This repository contains experiments with PiHut's 3D Xmas Tree. For detailed C4 style architecture documentation of the offline voice-controlled system, see ARCHITECTURE.md. For development guidance, see CLAUDE.md. See my Substack post here for more details on how the offline version was built.

The project includes three main scripts:

  • my-tree.py: A simple disco tree that gently pulses through different hues in a slow, colorful pattern. The LEDs cycle through colors in a variable pattern that can't be changed.

  • my-voice-tree.py: A cloud-based voice-controlled tree that uses AWS Transcribe for speech recognition. You can change the lights by speaking commands like "christmas tree blue|red|green|white", "christmas tree phase" to cycle through LED hues, or "christmas tree disco" to revert to the disco pattern. The tree can also speak using "christmas tree speak" (plays the speech.mp3 file) or "christmas tree generate" (plays the speech.mp3 file). See it in action here. Note that running this script over an extended period can be expensive.

  • offline_voice_tree.py: A modern, offline alternative that runs entirely on the Raspberry Pi without any internet connectivity or AWS services. Uses Vosk for offline speech recognition and either piper or pyttsx3 for local text-to-speech, so your festive light show works without requiring a network connection or incurring cloud charges unless you want to use the new joke or flatter commands. Perfect for standalone installations or when you want to avoid cloud dependencies.

my-tree.py my-voice-tree.py
disco tree voice tree

Equipment List

Here's the full set of kit you need to recreate both the disco and voice-controlled trees:

  • Raspberry Pi 4 or 5: Raspberry Pi 4 available from PiHut here for £33.60.
  • RPi case: The one used with the Raspberry Pi is the multilayer acrylic case available on Amazon for £11. To fit the tree you have to remove the fan and some of the top layers.

◆ **EXERCISE DETAILS**: Reproduce the passage of the Xmas tree project text starting at "This repository contains" and ending at "version was built.", without any changes. The data that follow this text are not needed for any of the work here.

◆ **EXCERPTED RECORDS**:
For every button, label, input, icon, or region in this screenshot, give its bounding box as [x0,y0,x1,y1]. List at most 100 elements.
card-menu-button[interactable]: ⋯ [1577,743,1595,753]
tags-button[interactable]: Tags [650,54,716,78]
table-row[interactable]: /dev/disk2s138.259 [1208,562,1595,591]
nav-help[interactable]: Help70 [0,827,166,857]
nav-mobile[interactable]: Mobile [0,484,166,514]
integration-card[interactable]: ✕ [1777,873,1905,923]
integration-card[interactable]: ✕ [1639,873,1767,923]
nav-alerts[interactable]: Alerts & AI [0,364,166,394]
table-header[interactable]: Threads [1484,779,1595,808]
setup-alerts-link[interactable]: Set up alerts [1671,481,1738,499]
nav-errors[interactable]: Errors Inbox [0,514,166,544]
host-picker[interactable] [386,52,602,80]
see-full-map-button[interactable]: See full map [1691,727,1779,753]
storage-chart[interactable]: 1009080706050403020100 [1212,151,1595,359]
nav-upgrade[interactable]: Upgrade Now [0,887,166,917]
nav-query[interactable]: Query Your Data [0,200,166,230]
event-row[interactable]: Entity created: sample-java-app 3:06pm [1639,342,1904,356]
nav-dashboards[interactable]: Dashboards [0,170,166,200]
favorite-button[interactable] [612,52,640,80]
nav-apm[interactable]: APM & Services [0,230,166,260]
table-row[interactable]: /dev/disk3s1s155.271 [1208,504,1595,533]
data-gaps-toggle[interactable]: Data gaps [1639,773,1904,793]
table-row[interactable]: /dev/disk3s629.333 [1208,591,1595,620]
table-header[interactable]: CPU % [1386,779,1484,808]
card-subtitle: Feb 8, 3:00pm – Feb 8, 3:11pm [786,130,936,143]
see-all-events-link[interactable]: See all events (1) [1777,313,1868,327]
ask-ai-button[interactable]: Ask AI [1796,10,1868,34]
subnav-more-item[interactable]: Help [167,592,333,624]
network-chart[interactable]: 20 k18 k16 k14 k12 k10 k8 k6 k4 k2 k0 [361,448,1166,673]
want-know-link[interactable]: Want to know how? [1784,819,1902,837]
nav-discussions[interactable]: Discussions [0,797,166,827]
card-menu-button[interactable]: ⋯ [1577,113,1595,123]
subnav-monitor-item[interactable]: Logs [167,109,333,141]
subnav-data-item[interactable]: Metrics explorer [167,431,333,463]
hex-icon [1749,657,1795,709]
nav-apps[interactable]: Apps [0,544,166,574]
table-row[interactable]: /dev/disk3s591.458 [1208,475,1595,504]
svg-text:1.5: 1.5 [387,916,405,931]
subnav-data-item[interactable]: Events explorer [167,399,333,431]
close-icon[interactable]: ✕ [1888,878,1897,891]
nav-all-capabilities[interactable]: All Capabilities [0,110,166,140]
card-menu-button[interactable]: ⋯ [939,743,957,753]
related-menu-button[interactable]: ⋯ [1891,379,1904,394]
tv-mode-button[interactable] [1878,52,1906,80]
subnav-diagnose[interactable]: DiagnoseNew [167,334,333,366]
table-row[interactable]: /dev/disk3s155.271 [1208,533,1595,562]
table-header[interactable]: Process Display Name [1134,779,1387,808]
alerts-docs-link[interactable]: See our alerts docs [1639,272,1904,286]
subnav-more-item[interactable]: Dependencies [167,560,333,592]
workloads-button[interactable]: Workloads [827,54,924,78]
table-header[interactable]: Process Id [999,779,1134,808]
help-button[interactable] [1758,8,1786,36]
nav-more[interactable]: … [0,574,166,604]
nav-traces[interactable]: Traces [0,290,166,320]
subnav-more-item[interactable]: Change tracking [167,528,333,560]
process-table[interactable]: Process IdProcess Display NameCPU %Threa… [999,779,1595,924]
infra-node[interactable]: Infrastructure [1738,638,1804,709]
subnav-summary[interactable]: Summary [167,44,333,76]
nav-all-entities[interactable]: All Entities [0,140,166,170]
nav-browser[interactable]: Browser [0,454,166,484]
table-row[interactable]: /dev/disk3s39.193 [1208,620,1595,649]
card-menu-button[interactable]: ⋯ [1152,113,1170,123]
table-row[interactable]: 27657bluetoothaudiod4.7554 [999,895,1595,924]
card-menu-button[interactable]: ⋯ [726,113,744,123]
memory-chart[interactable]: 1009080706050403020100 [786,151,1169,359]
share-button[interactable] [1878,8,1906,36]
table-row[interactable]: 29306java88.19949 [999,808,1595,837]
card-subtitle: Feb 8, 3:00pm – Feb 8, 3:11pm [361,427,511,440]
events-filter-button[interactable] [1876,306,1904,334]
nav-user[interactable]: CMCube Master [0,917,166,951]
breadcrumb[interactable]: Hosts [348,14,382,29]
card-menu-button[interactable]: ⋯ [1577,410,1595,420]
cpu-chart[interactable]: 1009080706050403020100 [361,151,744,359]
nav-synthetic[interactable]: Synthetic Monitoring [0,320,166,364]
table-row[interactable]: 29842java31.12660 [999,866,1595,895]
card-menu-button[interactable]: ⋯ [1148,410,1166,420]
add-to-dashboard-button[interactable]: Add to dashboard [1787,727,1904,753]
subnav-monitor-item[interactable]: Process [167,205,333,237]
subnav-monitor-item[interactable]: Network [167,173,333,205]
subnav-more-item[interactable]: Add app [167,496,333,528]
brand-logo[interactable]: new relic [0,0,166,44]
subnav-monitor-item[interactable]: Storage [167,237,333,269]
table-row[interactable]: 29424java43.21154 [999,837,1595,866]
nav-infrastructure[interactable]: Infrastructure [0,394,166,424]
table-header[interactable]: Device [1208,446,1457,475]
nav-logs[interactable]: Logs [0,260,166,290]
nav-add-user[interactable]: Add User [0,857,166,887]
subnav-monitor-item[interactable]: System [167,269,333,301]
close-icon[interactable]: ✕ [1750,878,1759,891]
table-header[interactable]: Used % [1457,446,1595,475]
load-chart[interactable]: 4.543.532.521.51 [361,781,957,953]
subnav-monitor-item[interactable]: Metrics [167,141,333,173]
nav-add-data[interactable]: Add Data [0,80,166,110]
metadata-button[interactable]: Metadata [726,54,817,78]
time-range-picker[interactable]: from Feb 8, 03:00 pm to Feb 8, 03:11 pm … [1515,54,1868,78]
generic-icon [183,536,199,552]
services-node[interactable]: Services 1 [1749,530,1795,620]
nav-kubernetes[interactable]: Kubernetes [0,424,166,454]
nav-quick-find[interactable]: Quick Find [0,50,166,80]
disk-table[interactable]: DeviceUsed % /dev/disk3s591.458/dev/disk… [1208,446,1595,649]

◆ **RESULT BELOW**:
This repository contains experiments with PiHut's 3D Xmas Tree. For detailed C4 style architecture documentation of the offline voice-controlled system, see ARCHITECTURE.md. For development guidance, see CLAUDE.md. See my Substack post here for more details on how the offline version was built.